[Stored data entries]
- - - -
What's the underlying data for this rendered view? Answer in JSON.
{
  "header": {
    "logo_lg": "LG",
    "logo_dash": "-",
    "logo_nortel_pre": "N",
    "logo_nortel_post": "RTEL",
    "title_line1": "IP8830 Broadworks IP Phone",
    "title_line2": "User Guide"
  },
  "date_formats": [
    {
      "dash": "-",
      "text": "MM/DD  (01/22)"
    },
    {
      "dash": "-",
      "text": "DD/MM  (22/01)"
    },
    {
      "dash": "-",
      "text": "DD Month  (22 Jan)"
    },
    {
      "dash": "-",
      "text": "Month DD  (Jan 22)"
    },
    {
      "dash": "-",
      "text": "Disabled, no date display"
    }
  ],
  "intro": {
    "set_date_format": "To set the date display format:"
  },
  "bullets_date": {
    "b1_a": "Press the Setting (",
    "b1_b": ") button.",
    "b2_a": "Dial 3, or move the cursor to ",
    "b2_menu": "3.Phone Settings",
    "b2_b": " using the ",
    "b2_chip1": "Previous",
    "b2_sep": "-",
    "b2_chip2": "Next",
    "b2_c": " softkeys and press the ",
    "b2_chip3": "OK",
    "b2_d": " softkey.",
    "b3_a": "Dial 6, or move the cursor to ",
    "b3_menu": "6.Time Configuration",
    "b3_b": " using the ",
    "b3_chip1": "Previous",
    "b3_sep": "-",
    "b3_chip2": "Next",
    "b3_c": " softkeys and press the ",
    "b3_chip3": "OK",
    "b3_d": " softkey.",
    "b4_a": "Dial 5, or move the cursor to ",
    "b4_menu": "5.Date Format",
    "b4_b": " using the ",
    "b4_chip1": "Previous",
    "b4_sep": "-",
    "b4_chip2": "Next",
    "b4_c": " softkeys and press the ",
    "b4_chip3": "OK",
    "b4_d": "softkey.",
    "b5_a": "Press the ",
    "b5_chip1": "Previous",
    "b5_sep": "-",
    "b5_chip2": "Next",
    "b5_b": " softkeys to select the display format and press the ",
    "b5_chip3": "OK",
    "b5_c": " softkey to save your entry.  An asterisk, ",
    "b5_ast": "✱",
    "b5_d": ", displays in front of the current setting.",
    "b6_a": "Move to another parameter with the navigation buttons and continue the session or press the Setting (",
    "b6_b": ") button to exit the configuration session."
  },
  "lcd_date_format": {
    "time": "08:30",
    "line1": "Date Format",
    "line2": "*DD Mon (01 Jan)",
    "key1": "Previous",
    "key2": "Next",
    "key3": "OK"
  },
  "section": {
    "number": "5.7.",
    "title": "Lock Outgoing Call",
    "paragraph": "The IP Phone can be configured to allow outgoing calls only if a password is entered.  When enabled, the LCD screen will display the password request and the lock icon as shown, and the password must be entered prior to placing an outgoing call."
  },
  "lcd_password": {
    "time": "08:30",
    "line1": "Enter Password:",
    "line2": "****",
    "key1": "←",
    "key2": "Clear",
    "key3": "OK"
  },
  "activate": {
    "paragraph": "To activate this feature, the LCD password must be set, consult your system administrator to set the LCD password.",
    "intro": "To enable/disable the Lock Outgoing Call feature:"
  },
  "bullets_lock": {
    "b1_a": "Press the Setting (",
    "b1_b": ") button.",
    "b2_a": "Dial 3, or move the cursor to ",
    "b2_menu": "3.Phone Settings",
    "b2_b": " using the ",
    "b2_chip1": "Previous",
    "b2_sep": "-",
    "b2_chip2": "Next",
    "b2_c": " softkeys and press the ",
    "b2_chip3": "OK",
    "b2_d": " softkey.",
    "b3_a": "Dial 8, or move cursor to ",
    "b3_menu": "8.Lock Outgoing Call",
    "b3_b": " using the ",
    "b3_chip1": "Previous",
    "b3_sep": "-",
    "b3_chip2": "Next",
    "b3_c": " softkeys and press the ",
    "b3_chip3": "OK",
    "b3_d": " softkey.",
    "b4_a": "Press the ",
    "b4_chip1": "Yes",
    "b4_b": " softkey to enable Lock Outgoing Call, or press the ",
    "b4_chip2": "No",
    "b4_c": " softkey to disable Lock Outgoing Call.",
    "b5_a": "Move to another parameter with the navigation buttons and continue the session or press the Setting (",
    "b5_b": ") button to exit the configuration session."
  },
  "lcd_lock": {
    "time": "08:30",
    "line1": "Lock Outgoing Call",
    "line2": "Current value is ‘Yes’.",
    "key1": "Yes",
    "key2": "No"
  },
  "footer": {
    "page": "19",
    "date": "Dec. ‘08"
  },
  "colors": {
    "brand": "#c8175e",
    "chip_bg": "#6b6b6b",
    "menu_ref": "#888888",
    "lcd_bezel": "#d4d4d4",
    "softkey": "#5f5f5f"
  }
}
- - - -
**YOUR TASK:** Copy the entries above exactly, leaving none out.

**WRITTEN SOLUTION:**
What's the underlying data for this rendered view? Answer in JSON.
{
  "header": {
    "logo_lg": "LG",
    "logo_dash": "-",
    "logo_nortel_pre": "N",
    "logo_nortel_post": "RTEL",
    "title_line1": "IP8830 Broadworks IP Phone",
    "title_line2": "User Guide"
  },
  "date_formats": [
    {
      "dash": "-",
      "text": "MM/DD  (01/22)"
    },
    {
      "dash": "-",
      "text": "DD/MM  (22/01)"
    },
    {
      "dash": "-",
      "text": "DD Month  (22 Jan)"
    },
    {
      "dash": "-",
      "text": "Month DD  (Jan 22)"
    },
    {
      "dash": "-",
      "text": "Disabled, no date display"
    }
  ],
  "intro": {
    "set_date_format": "To set the date display format:"
  },
  "bullets_date": {
    "b1_a": "Press the Setting (",
    "b1_b": ") button.",
    "b2_a": "Dial 3, or move the cursor to ",
    "b2_menu": "3.Phone Settings",
    "b2_b": " using the ",
    "b2_chip1": "Previous",
    "b2_sep": "-",
    "b2_chip2": "Next",
    "b2_c": " softkeys and press the ",
    "b2_chip3": "OK",
    "b2_d": " softkey.",
    "b3_a": "Dial 6, or move the cursor to ",
    "b3_menu": "6.Time Configuration",
    "b3_b": " using the ",
    "b3_chip1": "Previous",
    "b3_sep": "-",
    "b3_chip2": "Next",
    "b3_c": " softkeys and press the ",
    "b3_chip3": "OK",
    "b3_d": " softkey.",
    "b4_a": "Dial 5, or move the cursor to ",
    "b4_menu": "5.Date Format",
    "b4_b": " using the ",
    "b4_chip1": "Previous",
    "b4_sep": "-",
    "b4_chip2": "Next",
    "b4_c": " softkeys and press the ",
    "b4_chip3": "OK",
    "b4_d": "softkey.",
    "b5_a": "Press the ",
    "b5_chip1": "Previous",
    "b5_sep": "-",
    "b5_chip2": "Next",
    "b5_b": " softkeys to select the display format and press the ",
    "b5_chip3": "OK",
    "b5_c": " softkey to save your entry.  An asterisk, ",
    "b5_ast": "✱",
    "b5_d": ", displays in front of the current setting.",
    "b6_a": "Move to another parameter with the navigation buttons and continue the session or press the Setting (",
    "b6_b": ") button to exit the configuration session."
  },
  "lcd_date_format": {
    "time": "08:30",
    "line1": "Date Format",
    "line2": "*DD Mon (01 Jan)",
    "key1": "Previous",
    "key2": "Next",
    "key3": "OK"
  },
  "section": {
    "number": "5.7.",
    "title": "Lock Outgoing Call",
    "paragraph": "The IP Phone can be configured to allow outgoing calls only if a password is entered.  When enabled, the LCD screen will display the password request and the lock icon as shown, and the password must be entered prior to placing an outgoing call."
  },
  "lcd_password": {
    "time": "08:30",
    "line1": "Enter Password:",
    "line2": "****",
    "key1": "←",
    "key2": "Clear",
    "key3": "OK"
  },
  "activate": {
    "paragraph": "To activate this feature, the LCD password must be set, consult your system administrator to set the LCD password.",
    "intro": "To enable/disable the Lock Outgoing Call feature:"
  },
  "bullets_lock": {
    "b1_a": "Press the Setting (",
    "b1_b": ") button.",
    "b2_a": "Dial 3, or move the cursor to ",
    "b2_menu": "3.Phone Settings",
    "b2_b": " using the ",
    "b2_chip1": "Previous",
    "b2_sep": "-",
    "b2_chip2": "Next",
    "b2_c": " softkeys and press the ",
    "b2_chip3": "OK",
    "b2_d": " softkey.",
    "b3_a": "Dial 8, or move cursor to ",
    "b3_menu": "8.Lock Outgoing Call",
    "b3_b": " using the ",
    "b3_chip1": "Previous",
    "b3_sep": "-",
    "b3_chip2": "Next",
    "b3_c": " softkeys and press the ",
    "b3_chip3": "OK",
    "b3_d": " softkey.",
    "b4_a": "Press the ",
    "b4_chip1": "Yes",
    "b4_b": " softkey to enable Lock Outgoing Call, or press the ",
    "b4_chip2": "No",
    "b4_c": " softkey to disable Lock Outgoing Call.",
    "b5_a": "Move to another parameter with the navigation buttons and continue the session or press the Setting (",
    "b5_b": ") button to exit the configuration session."
  },
  "lcd_lock": {
    "time": "08:30",
    "line1": "Lock Outgoing Call",
    "line2": "Current value is ‘Yes’.",
    "key1": "Yes",
    "key2": "No"
  },
  "footer": {
    "page": "19",
    "date": "Dec. ‘08"
  },
  "colors": {
    "brand": "#c8175e",
    "chip_bg": "#6b6b6b",
    "menu_ref": "#888888",
    "lcd_bezel": "#d4d4d4",
    "softkey": "#5f5f5f"
  }
}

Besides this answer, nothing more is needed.